» TASK PROMPT:
Return every line of the records that includes the string "phosphatase".

» EXTRACTED RECORDS:
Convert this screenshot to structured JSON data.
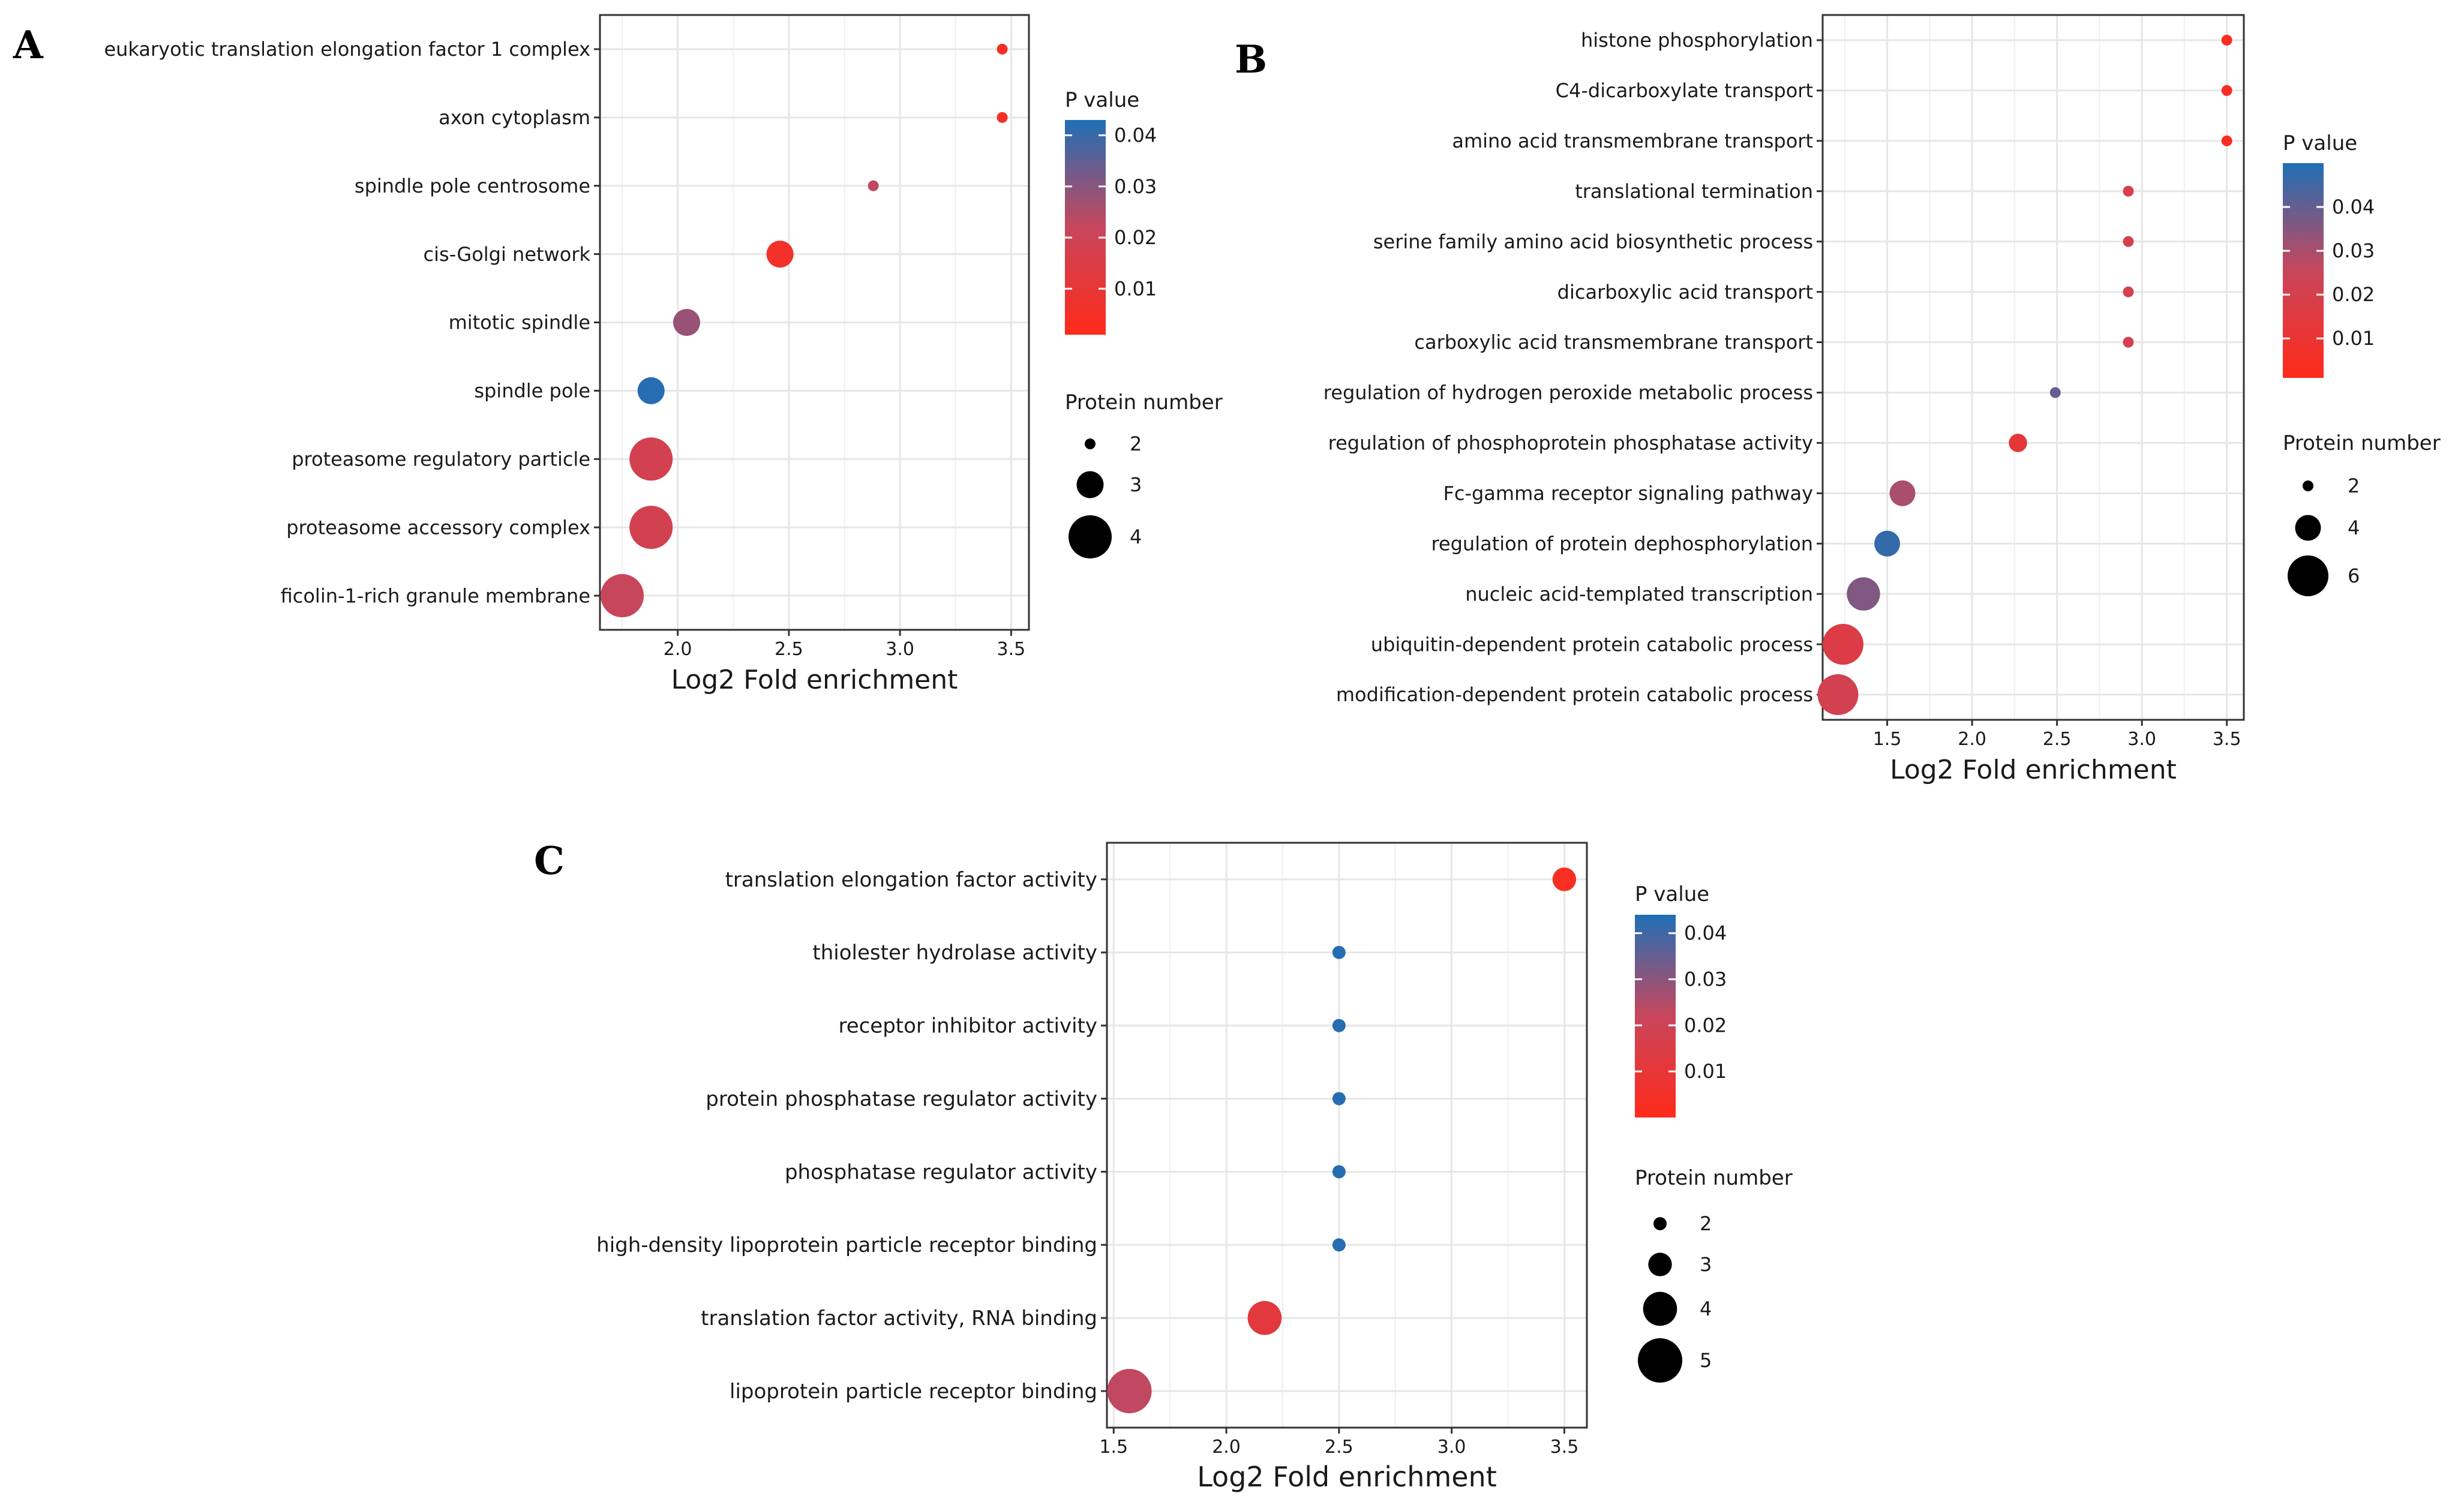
{
  "chart_data": [
    {
      "panel": "A",
      "type": "scatter",
      "xlabel": "Log2 Fold enrichment",
      "xticks": [
        2.0,
        2.5,
        3.0,
        3.5
      ],
      "xlim": [
        1.65,
        3.58
      ],
      "categories": [
        "eukaryotic translation elongation factor 1 complex",
        "axon cytoplasm",
        "spindle pole centrosome",
        "cis-Golgi network",
        "mitotic spindle",
        "spindle pole",
        "proteasome regulatory particle",
        "proteasome accessory complex",
        "ficolin-1-rich granule membrane"
      ],
      "points": [
        {
          "term": "eukaryotic translation elongation factor 1 complex",
          "x": 3.46,
          "count": 2,
          "p": 0.005
        },
        {
          "term": "axon cytoplasm",
          "x": 3.46,
          "count": 2,
          "p": 0.005
        },
        {
          "term": "spindle pole centrosome",
          "x": 2.88,
          "count": 2,
          "p": 0.023
        },
        {
          "term": "cis-Golgi network",
          "x": 2.46,
          "count": 3,
          "p": 0.006
        },
        {
          "term": "mitotic spindle",
          "x": 2.04,
          "count": 3,
          "p": 0.028
        },
        {
          "term": "spindle pole",
          "x": 1.88,
          "count": 3,
          "p": 0.042
        },
        {
          "term": "proteasome regulatory particle",
          "x": 1.88,
          "count": 4,
          "p": 0.018
        },
        {
          "term": "proteasome accessory complex",
          "x": 1.88,
          "count": 4,
          "p": 0.018
        },
        {
          "term": "ficolin-1-rich granule membrane",
          "x": 1.75,
          "count": 4,
          "p": 0.022
        }
      ],
      "legend": {
        "color_title": "P value",
        "color_ticks": [
          0.04,
          0.03,
          0.02,
          0.01
        ],
        "color_tick_labels": [
          "0.04",
          "0.03",
          "0.02",
          "0.01"
        ],
        "color_range": [
          0.001,
          0.043
        ],
        "size_title": "Protein number",
        "size_entries": [
          2,
          3,
          4
        ],
        "size_labels": [
          "2",
          "3",
          "4"
        ]
      }
    },
    {
      "panel": "B",
      "type": "scatter",
      "xlabel": "Log2 Fold enrichment",
      "xticks": [
        1.5,
        2.0,
        2.5,
        3.0,
        3.5
      ],
      "xlim": [
        1.12,
        3.6
      ],
      "categories": [
        "histone phosphorylation",
        "C4-dicarboxylate transport",
        "amino acid transmembrane transport",
        "translational termination",
        "serine family amino acid biosynthetic process",
        "dicarboxylic acid transport",
        "carboxylic acid transmembrane transport",
        "regulation of hydrogen peroxide metabolic process",
        "regulation of phosphoprotein phosphatase activity",
        "Fc-gamma receptor signaling pathway",
        "regulation of protein dephosphorylation",
        "nucleic acid-templated transcription",
        "ubiquitin-dependent protein catabolic process",
        "modification-dependent protein catabolic process"
      ],
      "points": [
        {
          "term": "histone phosphorylation",
          "x": 3.5,
          "count": 2,
          "p": 0.004
        },
        {
          "term": "C4-dicarboxylate transport",
          "x": 3.5,
          "count": 2,
          "p": 0.004
        },
        {
          "term": "amino acid transmembrane transport",
          "x": 3.5,
          "count": 2,
          "p": 0.004
        },
        {
          "term": "translational termination",
          "x": 2.92,
          "count": 2,
          "p": 0.02
        },
        {
          "term": "serine family amino acid biosynthetic process",
          "x": 2.92,
          "count": 2,
          "p": 0.02
        },
        {
          "term": "dicarboxylic acid transport",
          "x": 2.92,
          "count": 2,
          "p": 0.02
        },
        {
          "term": "carboxylic acid transmembrane transport",
          "x": 2.92,
          "count": 2,
          "p": 0.02
        },
        {
          "term": "regulation of hydrogen peroxide metabolic process",
          "x": 2.49,
          "count": 2,
          "p": 0.04
        },
        {
          "term": "regulation of phosphoprotein phosphatase activity",
          "x": 2.27,
          "count": 3,
          "p": 0.012
        },
        {
          "term": "Fc-gamma receptor signaling pathway",
          "x": 1.59,
          "count": 4,
          "p": 0.03
        },
        {
          "term": "regulation of protein dephosphorylation",
          "x": 1.5,
          "count": 4,
          "p": 0.047
        },
        {
          "term": "nucleic acid-templated transcription",
          "x": 1.36,
          "count": 5,
          "p": 0.036
        },
        {
          "term": "ubiquitin-dependent protein catabolic process",
          "x": 1.24,
          "count": 6,
          "p": 0.017
        },
        {
          "term": "modification-dependent protein catabolic process",
          "x": 1.21,
          "count": 6,
          "p": 0.021
        }
      ],
      "legend": {
        "color_title": "P value",
        "color_ticks": [
          0.04,
          0.03,
          0.02,
          0.01
        ],
        "color_tick_labels": [
          "0.04",
          "0.03",
          "0.02",
          "0.01"
        ],
        "color_range": [
          0.001,
          0.05
        ],
        "size_title": "Protein number",
        "size_entries": [
          2,
          4,
          6
        ],
        "size_labels": [
          "2",
          "4",
          "6"
        ]
      }
    },
    {
      "panel": "C",
      "type": "scatter",
      "xlabel": "Log2 Fold enrichment",
      "xticks": [
        1.5,
        2.0,
        2.5,
        3.0,
        3.5
      ],
      "xlim": [
        1.47,
        3.6
      ],
      "categories": [
        "translation elongation factor activity",
        "thiolester hydrolase activity",
        "receptor inhibitor activity",
        "protein phosphatase regulator activity",
        "phosphatase regulator activity",
        "high-density lipoprotein particle receptor binding",
        "translation factor activity, RNA binding",
        "lipoprotein particle receptor binding"
      ],
      "points": [
        {
          "term": "translation elongation factor activity",
          "x": 3.5,
          "count": 3,
          "p": 0.003
        },
        {
          "term": "thiolester hydrolase activity",
          "x": 2.5,
          "count": 2,
          "p": 0.043
        },
        {
          "term": "receptor inhibitor activity",
          "x": 2.5,
          "count": 2,
          "p": 0.043
        },
        {
          "term": "protein phosphatase regulator activity",
          "x": 2.5,
          "count": 2,
          "p": 0.043
        },
        {
          "term": "phosphatase regulator activity",
          "x": 2.5,
          "count": 2,
          "p": 0.043
        },
        {
          "term": "high-density lipoprotein particle receptor binding",
          "x": 2.5,
          "count": 2,
          "p": 0.043
        },
        {
          "term": "translation factor activity, RNA binding",
          "x": 2.17,
          "count": 4,
          "p": 0.012
        },
        {
          "term": "lipoprotein particle receptor binding",
          "x": 1.57,
          "count": 5,
          "p": 0.023
        }
      ],
      "legend": {
        "color_title": "P value",
        "color_ticks": [
          0.04,
          0.03,
          0.02,
          0.01
        ],
        "color_tick_labels": [
          "0.04",
          "0.03",
          "0.02",
          "0.01"
        ],
        "color_range": [
          0.0,
          0.044
        ],
        "size_title": "Protein number",
        "size_entries": [
          2,
          3,
          4,
          5
        ],
        "size_labels": [
          "2",
          "3",
          "4",
          "5"
        ]
      }
    }
  ],
  "colors": {
    "low_p": "#ff2a1a",
    "mid_p": "#c8465c",
    "high_p": "#1f6fb5",
    "grid": "#e6e6e6",
    "axis": "#333333"
  }
}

» SOLUTION TO THIS PROBLEM:
        "regulation of phosphoprotein phosphatase activity",
          "term": "regulation of phosphoprotein phosphatase activity",
        "protein phosphatase regulator activity",
        "phosphatase regulator activity",
          "term": "protein phosphatase regulator activity",
          "term": "phosphatase regulator activity",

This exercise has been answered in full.